§ Saved data entries
··········

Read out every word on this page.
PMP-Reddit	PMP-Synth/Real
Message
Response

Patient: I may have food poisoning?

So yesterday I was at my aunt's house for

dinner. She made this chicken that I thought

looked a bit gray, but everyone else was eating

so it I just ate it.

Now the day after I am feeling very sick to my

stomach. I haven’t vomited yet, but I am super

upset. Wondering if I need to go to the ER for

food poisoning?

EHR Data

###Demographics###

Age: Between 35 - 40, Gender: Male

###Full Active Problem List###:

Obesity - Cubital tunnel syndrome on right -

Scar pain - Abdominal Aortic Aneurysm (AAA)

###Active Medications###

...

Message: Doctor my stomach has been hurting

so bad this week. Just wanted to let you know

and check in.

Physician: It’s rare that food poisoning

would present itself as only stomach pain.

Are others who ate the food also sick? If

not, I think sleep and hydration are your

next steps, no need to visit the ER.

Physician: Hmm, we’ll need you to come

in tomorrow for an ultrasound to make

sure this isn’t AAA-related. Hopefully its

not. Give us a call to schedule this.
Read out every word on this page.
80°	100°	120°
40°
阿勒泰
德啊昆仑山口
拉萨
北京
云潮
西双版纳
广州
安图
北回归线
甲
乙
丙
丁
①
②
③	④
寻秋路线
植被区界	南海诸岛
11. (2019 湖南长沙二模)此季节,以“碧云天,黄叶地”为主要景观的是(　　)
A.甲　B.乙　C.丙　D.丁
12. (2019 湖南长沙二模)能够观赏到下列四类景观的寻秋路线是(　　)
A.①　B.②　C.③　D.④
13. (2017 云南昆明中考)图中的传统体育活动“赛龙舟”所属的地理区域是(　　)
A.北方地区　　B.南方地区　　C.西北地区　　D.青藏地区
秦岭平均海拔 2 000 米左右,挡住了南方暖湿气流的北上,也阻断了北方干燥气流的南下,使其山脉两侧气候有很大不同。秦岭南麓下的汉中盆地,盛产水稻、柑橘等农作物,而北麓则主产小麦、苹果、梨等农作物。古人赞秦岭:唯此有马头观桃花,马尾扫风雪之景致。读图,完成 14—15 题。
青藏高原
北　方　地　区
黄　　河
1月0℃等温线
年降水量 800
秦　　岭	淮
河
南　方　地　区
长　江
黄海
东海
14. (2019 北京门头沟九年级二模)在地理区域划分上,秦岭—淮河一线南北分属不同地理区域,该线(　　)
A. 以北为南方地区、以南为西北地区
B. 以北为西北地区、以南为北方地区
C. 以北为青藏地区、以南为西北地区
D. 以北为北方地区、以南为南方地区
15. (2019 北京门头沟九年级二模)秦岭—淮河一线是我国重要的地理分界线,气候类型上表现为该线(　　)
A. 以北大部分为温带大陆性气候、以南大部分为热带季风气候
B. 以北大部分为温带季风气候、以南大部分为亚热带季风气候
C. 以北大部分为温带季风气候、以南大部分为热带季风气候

··········

Using the data above, output each line exactly.

§ Response to the task
Read out every word on this page.
PMP-Reddit	PMP-Synth/Real
Message
Response

Patient: I may have food poisoning?

So yesterday I was at my aunt's house for

dinner. She made this chicken that I thought

looked a bit gray, but everyone else was eating

so it I just ate it.

Now the day after I am feeling very sick to my

stomach. I haven’t vomited yet, but I am super

upset. Wondering if I need to go to the ER for

food poisoning?

EHR Data

###Demographics###

Age: Between 35 - 40, Gender: Male

###Full Active Problem List###:

Obesity - Cubital tunnel syndrome on right -

Scar pain - Abdominal Aortic Aneurysm (AAA)

###Active Medications###

...

Message: Doctor my stomach has been hurting

so bad this week. Just wanted to let you know

and check in.

Physician: It’s rare that food poisoning

would present itself as only stomach pain.

Are others who ate the food also sick? If

not, I think sleep and hydration are your

next steps, no need to visit the ER.

Physician: Hmm, we’ll need you to come

in tomorrow for an ultrasound to make

sure this isn’t AAA-related. Hopefully its

not. Give us a call to schedule this.
Read out every word on this page.
80°	100°	120°
40°
阿勒泰
德啊昆仑山口
拉萨
北京
云潮
西双版纳
广州
安图
北回归线
甲
乙
丙
丁
①
②
③	④
寻秋路线
植被区界	南海诸岛
11. (2019 湖南长沙二模)此季节,以“碧云天,黄叶地”为主要景观的是(　　)
A.甲　B.乙　C.丙　D.丁
12. (2019 湖南长沙二模)能够观赏到下列四类景观的寻秋路线是(　　)
A.①　B.②　C.③　D.④
13. (2017 云南昆明中考)图中的传统体育活动“赛龙舟”所属的地理区域是(　　)
A.北方地区　　B.南方地区　　C.西北地区　　D.青藏地区
秦岭平均海拔 2 000 米左右,挡住了南方暖湿气流的北上,也阻断了北方干燥气流的南下,使其山脉两侧气候有很大不同。秦岭南麓下的汉中盆地,盛产水稻、柑橘等农作物,而北麓则主产小麦、苹果、梨等农作物。古人赞秦岭:唯此有马头观桃花,马尾扫风雪之景致。读图,完成 14—15 题。
青藏高原
北　方　地　区
黄　　河
1月0℃等温线
年降水量 800
秦　　岭	淮
河
南　方　地　区
长　江
黄海
东海
14. (2019 北京门头沟九年级二模)在地理区域划分上,秦岭—淮河一线南北分属不同地理区域,该线(　　)
A. 以北为南方地区、以南为西北地区
B. 以北为西北地区、以南为北方地区
C. 以北为青藏地区、以南为西北地区
D. 以北为北方地区、以南为南方地区
15. (2019 北京门头沟九年级二模)秦岭—淮河一线是我国重要的地理分界线,气候类型上表现为该线(　　)
A. 以北大部分为温带大陆性气候、以南大部分为热带季风气候
B. 以北大部分为温带季风气候、以南大部分为亚热带季风气候
C. 以北大部分为温带季风气候、以南大部分为热带季风气候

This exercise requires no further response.